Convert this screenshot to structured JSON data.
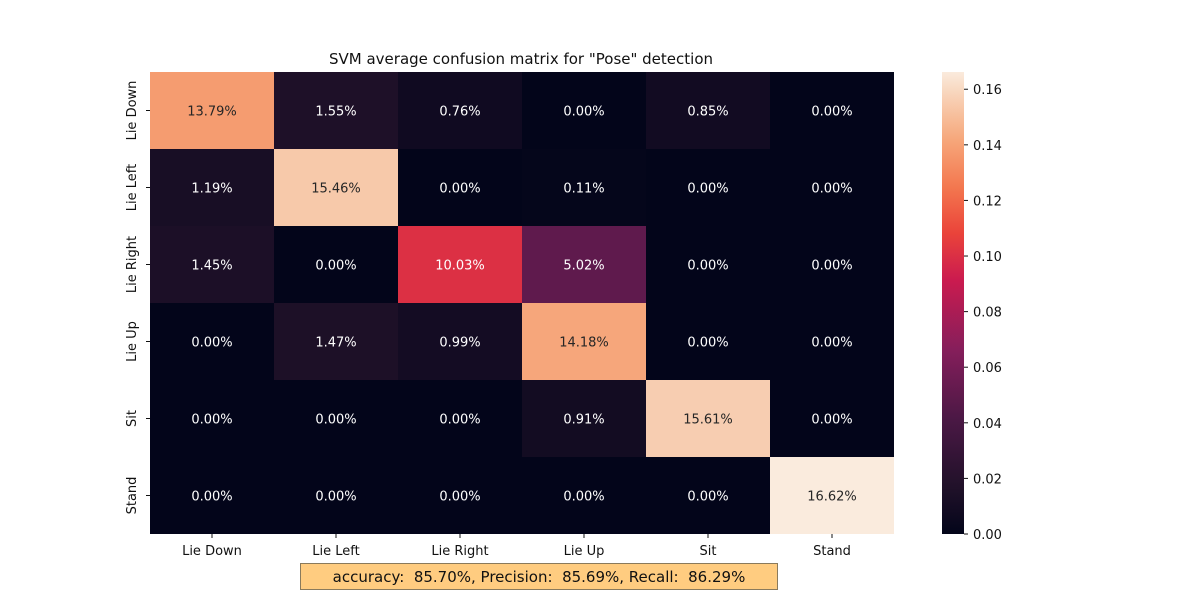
{
  "chart_data": {
    "type": "heatmap",
    "title": "SVM average confusion matrix for \"Pose\" detection",
    "xlabel": "",
    "ylabel": "",
    "x_categories": [
      "Lie Down",
      "Lie Left",
      "Lie Right",
      "Lie Up",
      "Sit",
      "Stand"
    ],
    "y_categories": [
      "Lie Down",
      "Lie Left",
      "Lie Right",
      "Lie Up",
      "Sit",
      "Stand"
    ],
    "values": [
      [
        0.1379,
        0.0155,
        0.0076,
        0.0,
        0.0085,
        0.0
      ],
      [
        0.0119,
        0.1546,
        0.0,
        0.0011,
        0.0,
        0.0
      ],
      [
        0.0145,
        0.0,
        0.1003,
        0.0502,
        0.0,
        0.0
      ],
      [
        0.0,
        0.0147,
        0.0099,
        0.1418,
        0.0,
        0.0
      ],
      [
        0.0,
        0.0,
        0.0,
        0.0091,
        0.1561,
        0.0
      ],
      [
        0.0,
        0.0,
        0.0,
        0.0,
        0.0,
        0.1662
      ]
    ],
    "cell_labels": [
      [
        "13.79%",
        "1.55%",
        "0.76%",
        "0.00%",
        "0.85%",
        "0.00%"
      ],
      [
        "1.19%",
        "15.46%",
        "0.00%",
        "0.11%",
        "0.00%",
        "0.00%"
      ],
      [
        "1.45%",
        "0.00%",
        "10.03%",
        "5.02%",
        "0.00%",
        "0.00%"
      ],
      [
        "0.00%",
        "1.47%",
        "0.99%",
        "14.18%",
        "0.00%",
        "0.00%"
      ],
      [
        "0.00%",
        "0.00%",
        "0.00%",
        "0.91%",
        "15.61%",
        "0.00%"
      ],
      [
        "0.00%",
        "0.00%",
        "0.00%",
        "0.00%",
        "0.00%",
        "16.62%"
      ]
    ],
    "colorbar": {
      "range": [
        0,
        0.1662
      ],
      "ticks": [
        "0.00",
        "0.02",
        "0.04",
        "0.06",
        "0.08",
        "0.10",
        "0.12",
        "0.14",
        "0.16"
      ],
      "colormap": "rocket"
    },
    "grid": false
  },
  "stats_text": "accuracy:  85.70%, Precision:  85.69%, Recall:  86.29%"
}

□ □ □ □

## [Problem requirements]
Quote each record exactly as it stands, minus the pictures.

## [Answer to the task]
Convert this screenshot to structured JSON data.
{
  "chart_data": {
    "type": "heatmap",
    "title": "SVM average confusion matrix for \"Pose\" detection",
    "xlabel": "",
    "ylabel": "",
    "x_categories": [
      "Lie Down",
      "Lie Left",
      "Lie Right",
      "Lie Up",
      "Sit",
      "Stand"
    ],
    "y_categories": [
      "Lie Down",
      "Lie Left",
      "Lie Right",
      "Lie Up",
      "Sit",
      "Stand"
    ],
    "values": [
      [
        0.1379,
        0.0155,
        0.0076,
        0.0,
        0.0085,
        0.0
      ],
      [
        0.0119,
        0.1546,
        0.0,
        0.0011,
        0.0,
        0.0
      ],
      [
        0.0145,
        0.0,
        0.1003,
        0.0502,
        0.0,
        0.0
      ],
      [
        0.0,
        0.0147,
        0.0099,
        0.1418,
        0.0,
        0.0
      ],
      [
        0.0,
        0.0,
        0.0,
        0.0091,
        0.1561,
        0.0
      ],
      [
        0.0,
        0.0,
        0.0,
        0.0,
        0.0,
        0.1662
      ]
    ],
    "cell_labels": [
      [
        "13.79%",
        "1.55%",
        "0.76%",
        "0.00%",
        "0.85%",
        "0.00%"
      ],
      [
        "1.19%",
        "15.46%",
        "0.00%",
        "0.11%",
        "0.00%",
        "0.00%"
      ],
      [
        "1.45%",
        "0.00%",
        "10.03%",
        "5.02%",
        "0.00%",
        "0.00%"
      ],
      [
        "0.00%",
        "1.47%",
        "0.99%",
        "14.18%",
        "0.00%",
        "0.00%"
      ],
      [
        "0.00%",
        "0.00%",
        "0.00%",
        "0.91%",
        "15.61%",
        "0.00%"
      ],
      [
        "0.00%",
        "0.00%",
        "0.00%",
        "0.00%",
        "0.00%",
        "16.62%"
      ]
    ],
    "colorbar": {
      "range": [
        0,
        0.1662
      ],
      "ticks": [
        "0.00",
        "0.02",
        "0.04",
        "0.06",
        "0.08",
        "0.10",
        "0.12",
        "0.14",
        "0.16"
      ],
      "colormap": "rocket"
    },
    "grid": false
  },
  "stats_text": "accuracy:  85.70%, Precision:  85.69%, Recall:  86.29%"
}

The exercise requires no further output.